● **Exercise**
Render every line of the records below as a Markdown table with the columns "No." and "Line", numbering the rows in order and leaving out blank lines.

● **Rows**
# # # # # # #

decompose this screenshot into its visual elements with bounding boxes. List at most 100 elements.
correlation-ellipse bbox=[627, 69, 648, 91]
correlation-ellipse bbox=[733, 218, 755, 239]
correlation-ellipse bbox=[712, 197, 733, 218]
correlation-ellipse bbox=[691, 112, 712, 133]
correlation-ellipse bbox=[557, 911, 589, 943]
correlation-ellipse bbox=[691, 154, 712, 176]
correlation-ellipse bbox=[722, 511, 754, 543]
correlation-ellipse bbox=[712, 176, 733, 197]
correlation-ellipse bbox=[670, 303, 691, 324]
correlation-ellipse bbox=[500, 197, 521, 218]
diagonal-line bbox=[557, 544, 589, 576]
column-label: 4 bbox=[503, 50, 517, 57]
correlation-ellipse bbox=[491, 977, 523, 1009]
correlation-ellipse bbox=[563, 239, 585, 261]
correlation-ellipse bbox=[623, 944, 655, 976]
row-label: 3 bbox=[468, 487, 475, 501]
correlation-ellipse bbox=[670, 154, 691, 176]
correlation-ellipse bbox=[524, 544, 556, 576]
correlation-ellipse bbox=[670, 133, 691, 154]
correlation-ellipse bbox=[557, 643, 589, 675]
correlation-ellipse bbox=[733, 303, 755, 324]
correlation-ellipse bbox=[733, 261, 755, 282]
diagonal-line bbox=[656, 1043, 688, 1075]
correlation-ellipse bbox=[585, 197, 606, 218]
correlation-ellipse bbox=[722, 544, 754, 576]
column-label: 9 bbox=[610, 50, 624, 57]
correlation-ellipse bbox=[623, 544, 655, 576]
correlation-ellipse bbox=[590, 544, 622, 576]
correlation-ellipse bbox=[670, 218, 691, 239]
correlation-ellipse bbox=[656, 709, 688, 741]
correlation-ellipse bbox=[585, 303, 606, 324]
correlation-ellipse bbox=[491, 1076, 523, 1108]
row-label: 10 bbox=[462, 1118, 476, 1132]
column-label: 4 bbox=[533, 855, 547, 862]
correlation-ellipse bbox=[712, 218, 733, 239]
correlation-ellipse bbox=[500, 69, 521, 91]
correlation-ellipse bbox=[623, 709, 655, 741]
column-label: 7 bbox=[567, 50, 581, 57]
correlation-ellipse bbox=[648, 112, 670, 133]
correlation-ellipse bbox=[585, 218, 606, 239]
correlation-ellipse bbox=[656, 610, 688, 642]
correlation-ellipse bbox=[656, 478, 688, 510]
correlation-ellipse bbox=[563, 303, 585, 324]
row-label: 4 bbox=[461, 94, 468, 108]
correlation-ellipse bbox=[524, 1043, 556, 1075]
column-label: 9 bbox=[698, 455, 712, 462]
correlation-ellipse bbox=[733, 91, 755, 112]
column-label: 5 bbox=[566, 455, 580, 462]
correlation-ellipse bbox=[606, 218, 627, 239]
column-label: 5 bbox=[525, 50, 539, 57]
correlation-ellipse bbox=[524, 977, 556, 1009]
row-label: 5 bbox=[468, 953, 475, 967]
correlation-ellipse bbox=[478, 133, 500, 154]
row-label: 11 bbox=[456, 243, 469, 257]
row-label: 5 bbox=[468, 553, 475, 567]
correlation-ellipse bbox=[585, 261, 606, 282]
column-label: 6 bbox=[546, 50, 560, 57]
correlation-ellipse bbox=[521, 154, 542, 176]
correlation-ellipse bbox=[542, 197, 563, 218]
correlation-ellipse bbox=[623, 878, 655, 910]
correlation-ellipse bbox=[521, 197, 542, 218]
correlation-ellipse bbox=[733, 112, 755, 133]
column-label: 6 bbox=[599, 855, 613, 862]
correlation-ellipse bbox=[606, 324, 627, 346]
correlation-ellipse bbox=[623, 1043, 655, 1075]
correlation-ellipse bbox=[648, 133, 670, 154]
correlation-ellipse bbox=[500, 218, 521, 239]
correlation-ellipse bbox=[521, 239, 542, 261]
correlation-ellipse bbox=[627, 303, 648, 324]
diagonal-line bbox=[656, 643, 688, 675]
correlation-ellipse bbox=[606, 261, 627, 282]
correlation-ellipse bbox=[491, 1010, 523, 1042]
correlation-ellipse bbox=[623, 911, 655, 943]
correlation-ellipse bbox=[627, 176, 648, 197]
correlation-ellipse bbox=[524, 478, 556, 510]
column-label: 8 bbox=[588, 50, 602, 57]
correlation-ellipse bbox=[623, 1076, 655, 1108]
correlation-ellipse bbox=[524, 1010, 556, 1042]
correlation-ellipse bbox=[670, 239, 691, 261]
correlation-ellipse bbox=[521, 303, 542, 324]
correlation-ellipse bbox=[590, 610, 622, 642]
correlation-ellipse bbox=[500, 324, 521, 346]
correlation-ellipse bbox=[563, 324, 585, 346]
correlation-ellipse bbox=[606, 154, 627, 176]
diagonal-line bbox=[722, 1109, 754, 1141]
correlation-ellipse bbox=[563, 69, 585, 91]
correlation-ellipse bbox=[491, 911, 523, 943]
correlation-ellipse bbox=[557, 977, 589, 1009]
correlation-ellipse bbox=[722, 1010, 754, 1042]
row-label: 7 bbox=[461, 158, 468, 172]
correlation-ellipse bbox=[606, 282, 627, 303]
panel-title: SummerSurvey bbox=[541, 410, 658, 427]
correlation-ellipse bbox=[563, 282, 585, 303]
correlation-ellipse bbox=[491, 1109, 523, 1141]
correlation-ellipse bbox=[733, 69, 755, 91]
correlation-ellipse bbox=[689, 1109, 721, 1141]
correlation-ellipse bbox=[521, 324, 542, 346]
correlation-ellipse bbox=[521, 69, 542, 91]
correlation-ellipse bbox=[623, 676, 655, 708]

# # # # # # #

● **The reply**
| No. | Line |
|---|---|
| 1 | decompose this screenshot into its visual elements with bounding boxes. List at most 100 elements. |
| 2 | correlation-ellipse bbox=[627, 69, 648, 91] |
| 3 | correlation-ellipse bbox=[733, 218, 755, 239] |
| 4 | correlation-ellipse bbox=[712, 197, 733, 218] |
| 5 | correlation-ellipse bbox=[691, 112, 712, 133] |
| 6 | correlation-ellipse bbox=[557, 911, 589, 943] |
| 7 | correlation-ellipse bbox=[691, 154, 712, 176] |
| 8 | correlation-ellipse bbox=[722, 511, 754, 543] |
| 9 | correlation-ellipse bbox=[712, 176, 733, 197] |
| 10 | correlation-ellipse bbox=[670, 303, 691, 324] |
| 11 | correlation-ellipse bbox=[500, 197, 521, 218] |
| 12 | diagonal-line bbox=[557, 544, 589, 576] |
| 13 | column-label: 4 bbox=[503, 50, 517, 57] |
| 14 | correlation-ellipse bbox=[491, 977, 523, 1009] |
| 15 | correlation-ellipse bbox=[563, 239, 585, 261] |
| 16 | correlation-ellipse bbox=[623, 944, 655, 976] |
| 17 | row-label: 3 bbox=[468, 487, 475, 501] |
| 18 | correlation-ellipse bbox=[670, 154, 691, 176] |
| 19 | correlation-ellipse bbox=[524, 544, 556, 576] |
| 20 | correlation-ellipse bbox=[670, 133, 691, 154] |
| 21 | correlation-ellipse bbox=[557, 643, 589, 675] |
| 22 | correlation-ellipse bbox=[733, 303, 755, 324] |
| 23 | correlation-ellipse bbox=[733, 261, 755, 282] |
| 24 | diagonal-line bbox=[656, 1043, 688, 1075] |
| 25 | correlation-ellipse bbox=[585, 197, 606, 218] |
| 26 | correlation-ellipse bbox=[722, 544, 754, 576] |
| 27 | column-label: 9 bbox=[610, 50, 624, 57] |
| 28 | correlation-ellipse bbox=[623, 544, 655, 576] |
| 29 | correlation-ellipse bbox=[590, 544, 622, 576] |
| 30 | correlation-ellipse bbox=[670, 218, 691, 239] |
| 31 | correlation-ellipse bbox=[656, 709, 688, 741] |
| 32 | correlation-ellipse bbox=[585, 303, 606, 324] |
| 33 | correlation-ellipse bbox=[491, 1076, 523, 1108] |
| 34 | row-label: 10 bbox=[462, 1118, 476, 1132] |
| 35 | column-label: 4 bbox=[533, 855, 547, 862] |
| 36 | correlation-ellipse bbox=[712, 218, 733, 239] |
| 37 | correlation-ellipse bbox=[500, 69, 521, 91] |
| 38 | correlation-ellipse bbox=[623, 709, 655, 741] |
| 39 | column-label: 7 bbox=[567, 50, 581, 57] |
| 40 | correlation-ellipse bbox=[648, 112, 670, 133] |
| 41 | correlation-ellipse bbox=[585, 218, 606, 239] |
| 42 | correlation-ellipse bbox=[656, 610, 688, 642] |
| 43 | correlation-ellipse bbox=[656, 478, 688, 510] |
| 44 | correlation-ellipse bbox=[563, 303, 585, 324] |
| 45 | row-label: 4 bbox=[461, 94, 468, 108] |
| 46 | correlation-ellipse bbox=[524, 1043, 556, 1075] |
| 47 | column-label: 9 bbox=[698, 455, 712, 462] |
| 48 | correlation-ellipse bbox=[733, 91, 755, 112] |
| 49 | column-label: 5 bbox=[566, 455, 580, 462] |
| 50 | correlation-ellipse bbox=[606, 218, 627, 239] |
| 51 | column-label: 5 bbox=[525, 50, 539, 57] |
| 52 | correlation-ellipse bbox=[524, 977, 556, 1009] |
| 53 | row-label: 5 bbox=[468, 953, 475, 967] |
| 54 | correlation-ellipse bbox=[478, 133, 500, 154] |
| 55 | row-label: 11 bbox=[456, 243, 469, 257] |
| 56 | row-label: 5 bbox=[468, 553, 475, 567] |
| 57 | correlation-ellipse bbox=[585, 261, 606, 282] |
| 58 | column-label: 6 bbox=[546, 50, 560, 57] |
| 59 | correlation-ellipse bbox=[521, 154, 542, 176] |
| 60 | correlation-ellipse bbox=[542, 197, 563, 218] |
| 61 | correlation-ellipse bbox=[623, 878, 655, 910] |
| 62 | correlation-ellipse bbox=[521, 197, 542, 218] |
| 63 | correlation-ellipse bbox=[733, 112, 755, 133] |
| 64 | column-label: 6 bbox=[599, 855, 613, 862] |
| 65 | correlation-ellipse bbox=[606, 324, 627, 346] |
| 66 | correlation-ellipse bbox=[623, 1043, 655, 1075] |
| 67 | correlation-ellipse bbox=[648, 133, 670, 154] |
| 68 | correlation-ellipse bbox=[500, 218, 521, 239] |
| 69 | correlation-ellipse bbox=[521, 239, 542, 261] |
| 70 | correlation-ellipse bbox=[627, 303, 648, 324] |
| 71 | diagonal-line bbox=[656, 643, 688, 675] |
| 72 | correlation-ellipse bbox=[606, 261, 627, 282] |
| 73 | correlation-ellipse bbox=[491, 1010, 523, 1042] |
| 74 | correlation-ellipse bbox=[623, 911, 655, 943] |
| 75 | correlation-ellipse bbox=[627, 176, 648, 197] |
| 76 | correlation-ellipse bbox=[524, 478, 556, 510] |
| 77 | column-label: 8 bbox=[588, 50, 602, 57] |
| 78 | correlation-ellipse bbox=[623, 1076, 655, 1108] |
| 79 | correlation-ellipse bbox=[524, 1010, 556, 1042] |
| 80 | correlation-ellipse bbox=[670, 239, 691, 261] |
| 81 | correlation-ellipse bbox=[521, 303, 542, 324] |
| 82 | correlation-ellipse bbox=[590, 610, 622, 642] |
| 83 | correlation-ellipse bbox=[500, 324, 521, 346] |
| 84 | correlation-ellipse bbox=[563, 324, 585, 346] |
| 85 | correlation-ellipse bbox=[606, 154, 627, 176] |
| 86 | diagonal-line bbox=[722, 1109, 754, 1141] |
| 87 | correlation-ellipse bbox=[563, 69, 585, 91] |
| 88 | correlation-ellipse bbox=[491, 911, 523, 943] |
| 89 | correlation-ellipse bbox=[557, 977, 589, 1009] |
| 90 | correlation-ellipse bbox=[722, 1010, 754, 1042] |
| 91 | row-label: 7 bbox=[461, 158, 468, 172] |
| 92 | correlation-ellipse bbox=[606, 282, 627, 303] |
| 93 | panel-title: SummerSurvey bbox=[541, 410, 658, 427] |
| 94 | correlation-ellipse bbox=[563, 282, 585, 303] |
| 95 | correlation-ellipse bbox=[491, 1109, 523, 1141] |
| 96 | correlation-ellipse bbox=[733, 69, 755, 91] |
| 97 | correlation-ellipse bbox=[689, 1109, 721, 1141] |
| 98 | correlation-ellipse bbox=[521, 324, 542, 346] |
| 99 | correlation-ellipse bbox=[521, 69, 542, 91] |
| 100 | correlation-ellipse bbox=[623, 676, 655, 708] |